## Direction
What follows is a set of records; restate each one word for word and drop the pictures.

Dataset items
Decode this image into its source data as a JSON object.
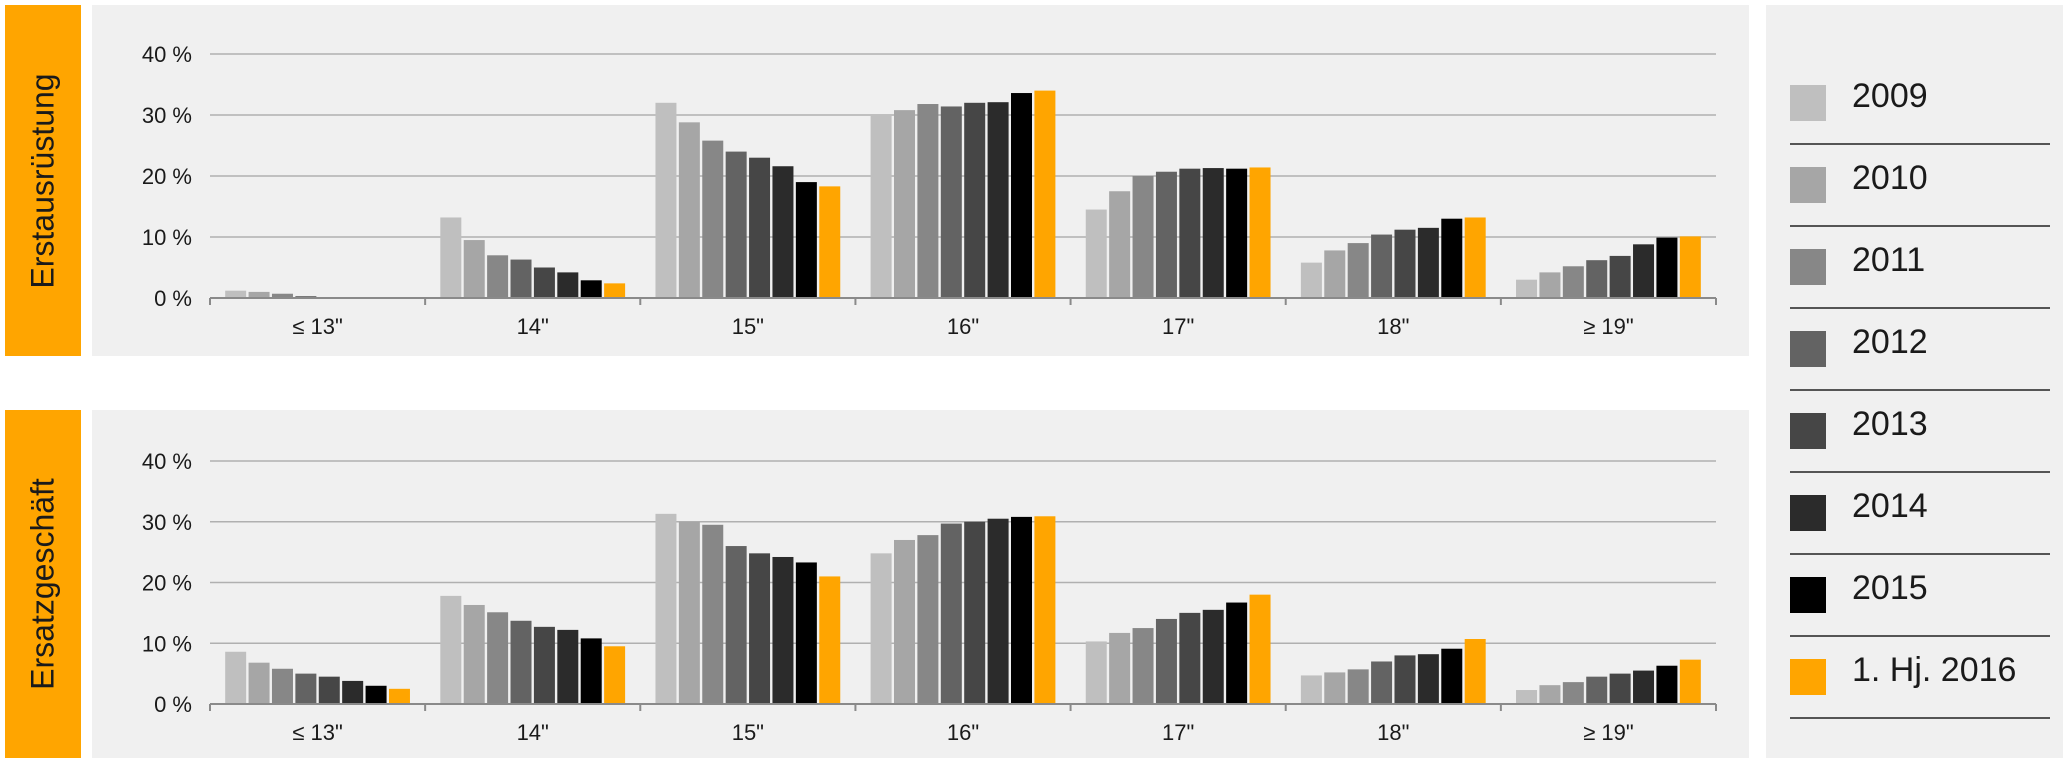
{
  "colors": {
    "series": [
      "#bfbfbf",
      "#a6a6a6",
      "#878787",
      "#636363",
      "#464646",
      "#2b2b2b",
      "#000000",
      "#ffa500"
    ],
    "gridline": "#b0b0b0",
    "axis": "#8a8a8a",
    "panel_bg": "#f0f0f0",
    "accent": "#ffa500"
  },
  "legend": {
    "items": [
      {
        "label": "2009"
      },
      {
        "label": "2010"
      },
      {
        "label": "2011"
      },
      {
        "label": "2012"
      },
      {
        "label": "2013"
      },
      {
        "label": "2014"
      },
      {
        "label": "2015"
      },
      {
        "label": "1. Hj. 2016"
      }
    ]
  },
  "chart_data": [
    {
      "type": "bar",
      "title": "Erstausrüstung",
      "categories": [
        "≤ 13\"",
        "14\"",
        "15\"",
        "16\"",
        "17\"",
        "18\"",
        "≥ 19\""
      ],
      "ylim": [
        0,
        40
      ],
      "yticks": [
        "0 %",
        "10 %",
        "20 %",
        "30 %",
        "40 %"
      ],
      "grid": true,
      "legend_position": "right",
      "series": [
        {
          "name": "2009",
          "values": [
            1.2,
            13.2,
            32.0,
            30.0,
            14.5,
            5.8,
            3.0
          ]
        },
        {
          "name": "2010",
          "values": [
            1.0,
            9.5,
            28.8,
            30.8,
            17.5,
            7.8,
            4.2
          ]
        },
        {
          "name": "2011",
          "values": [
            0.7,
            7.0,
            25.8,
            31.8,
            20.0,
            9.0,
            5.2
          ]
        },
        {
          "name": "2012",
          "values": [
            0.3,
            6.3,
            24.0,
            31.4,
            20.7,
            10.4,
            6.2
          ]
        },
        {
          "name": "2013",
          "values": [
            0.1,
            5.0,
            23.0,
            32.0,
            21.2,
            11.2,
            6.9
          ]
        },
        {
          "name": "2014",
          "values": [
            0.0,
            4.2,
            21.6,
            32.1,
            21.3,
            11.5,
            8.8
          ]
        },
        {
          "name": "2015",
          "values": [
            0.0,
            2.9,
            19.0,
            33.6,
            21.2,
            13.0,
            9.9
          ]
        },
        {
          "name": "1. Hj. 2016",
          "values": [
            0.0,
            2.4,
            18.3,
            34.0,
            21.4,
            13.2,
            10.1
          ]
        }
      ]
    },
    {
      "type": "bar",
      "title": "Ersatzgeschäft",
      "categories": [
        "≤ 13\"",
        "14\"",
        "15\"",
        "16\"",
        "17\"",
        "18\"",
        "≥ 19\""
      ],
      "ylim": [
        0,
        40
      ],
      "yticks": [
        "0 %",
        "10 %",
        "20 %",
        "30 %",
        "40 %"
      ],
      "grid": true,
      "legend_position": "right",
      "series": [
        {
          "name": "2009",
          "values": [
            8.6,
            17.8,
            31.3,
            24.8,
            10.3,
            4.7,
            2.3
          ]
        },
        {
          "name": "2010",
          "values": [
            6.8,
            16.3,
            30.0,
            27.0,
            11.7,
            5.2,
            3.1
          ]
        },
        {
          "name": "2011",
          "values": [
            5.8,
            15.1,
            29.5,
            27.8,
            12.5,
            5.7,
            3.6
          ]
        },
        {
          "name": "2012",
          "values": [
            5.0,
            13.7,
            26.0,
            29.7,
            14.0,
            7.0,
            4.5
          ]
        },
        {
          "name": "2013",
          "values": [
            4.5,
            12.7,
            24.8,
            30.0,
            15.0,
            8.0,
            5.0
          ]
        },
        {
          "name": "2014",
          "values": [
            3.8,
            12.2,
            24.2,
            30.5,
            15.5,
            8.2,
            5.5
          ]
        },
        {
          "name": "2015",
          "values": [
            3.0,
            10.8,
            23.3,
            30.8,
            16.7,
            9.1,
            6.3
          ]
        },
        {
          "name": "1. Hj. 2016",
          "values": [
            2.5,
            9.5,
            21.0,
            30.9,
            18.0,
            10.7,
            7.3
          ]
        }
      ]
    }
  ]
}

## Problem solution
Decode this image into its source data as a JSON object.
{
  "colors": {
    "series": [
      "#bfbfbf",
      "#a6a6a6",
      "#878787",
      "#636363",
      "#464646",
      "#2b2b2b",
      "#000000",
      "#ffa500"
    ],
    "gridline": "#b0b0b0",
    "axis": "#8a8a8a",
    "panel_bg": "#f0f0f0",
    "accent": "#ffa500"
  },
  "legend": {
    "items": [
      {
        "label": "2009"
      },
      {
        "label": "2010"
      },
      {
        "label": "2011"
      },
      {
        "label": "2012"
      },
      {
        "label": "2013"
      },
      {
        "label": "2014"
      },
      {
        "label": "2015"
      },
      {
        "label": "1. Hj. 2016"
      }
    ]
  },
  "chart_data": [
    {
      "type": "bar",
      "title": "Erstausrüstung",
      "categories": [
        "≤ 13\"",
        "14\"",
        "15\"",
        "16\"",
        "17\"",
        "18\"",
        "≥ 19\""
      ],
      "ylim": [
        0,
        40
      ],
      "yticks": [
        "0 %",
        "10 %",
        "20 %",
        "30 %",
        "40 %"
      ],
      "grid": true,
      "legend_position": "right",
      "series": [
        {
          "name": "2009",
          "values": [
            1.2,
            13.2,
            32.0,
            30.0,
            14.5,
            5.8,
            3.0
          ]
        },
        {
          "name": "2010",
          "values": [
            1.0,
            9.5,
            28.8,
            30.8,
            17.5,
            7.8,
            4.2
          ]
        },
        {
          "name": "2011",
          "values": [
            0.7,
            7.0,
            25.8,
            31.8,
            20.0,
            9.0,
            5.2
          ]
        },
        {
          "name": "2012",
          "values": [
            0.3,
            6.3,
            24.0,
            31.4,
            20.7,
            10.4,
            6.2
          ]
        },
        {
          "name": "2013",
          "values": [
            0.1,
            5.0,
            23.0,
            32.0,
            21.2,
            11.2,
            6.9
          ]
        },
        {
          "name": "2014",
          "values": [
            0.0,
            4.2,
            21.6,
            32.1,
            21.3,
            11.5,
            8.8
          ]
        },
        {
          "name": "2015",
          "values": [
            0.0,
            2.9,
            19.0,
            33.6,
            21.2,
            13.0,
            9.9
          ]
        },
        {
          "name": "1. Hj. 2016",
          "values": [
            0.0,
            2.4,
            18.3,
            34.0,
            21.4,
            13.2,
            10.1
          ]
        }
      ]
    },
    {
      "type": "bar",
      "title": "Ersatzgeschäft",
      "categories": [
        "≤ 13\"",
        "14\"",
        "15\"",
        "16\"",
        "17\"",
        "18\"",
        "≥ 19\""
      ],
      "ylim": [
        0,
        40
      ],
      "yticks": [
        "0 %",
        "10 %",
        "20 %",
        "30 %",
        "40 %"
      ],
      "grid": true,
      "legend_position": "right",
      "series": [
        {
          "name": "2009",
          "values": [
            8.6,
            17.8,
            31.3,
            24.8,
            10.3,
            4.7,
            2.3
          ]
        },
        {
          "name": "2010",
          "values": [
            6.8,
            16.3,
            30.0,
            27.0,
            11.7,
            5.2,
            3.1
          ]
        },
        {
          "name": "2011",
          "values": [
            5.8,
            15.1,
            29.5,
            27.8,
            12.5,
            5.7,
            3.6
          ]
        },
        {
          "name": "2012",
          "values": [
            5.0,
            13.7,
            26.0,
            29.7,
            14.0,
            7.0,
            4.5
          ]
        },
        {
          "name": "2013",
          "values": [
            4.5,
            12.7,
            24.8,
            30.0,
            15.0,
            8.0,
            5.0
          ]
        },
        {
          "name": "2014",
          "values": [
            3.8,
            12.2,
            24.2,
            30.5,
            15.5,
            8.2,
            5.5
          ]
        },
        {
          "name": "2015",
          "values": [
            3.0,
            10.8,
            23.3,
            30.8,
            16.7,
            9.1,
            6.3
          ]
        },
        {
          "name": "1. Hj. 2016",
          "values": [
            2.5,
            9.5,
            21.0,
            30.9,
            18.0,
            10.7,
            7.3
          ]
        }
      ]
    }
  ]
}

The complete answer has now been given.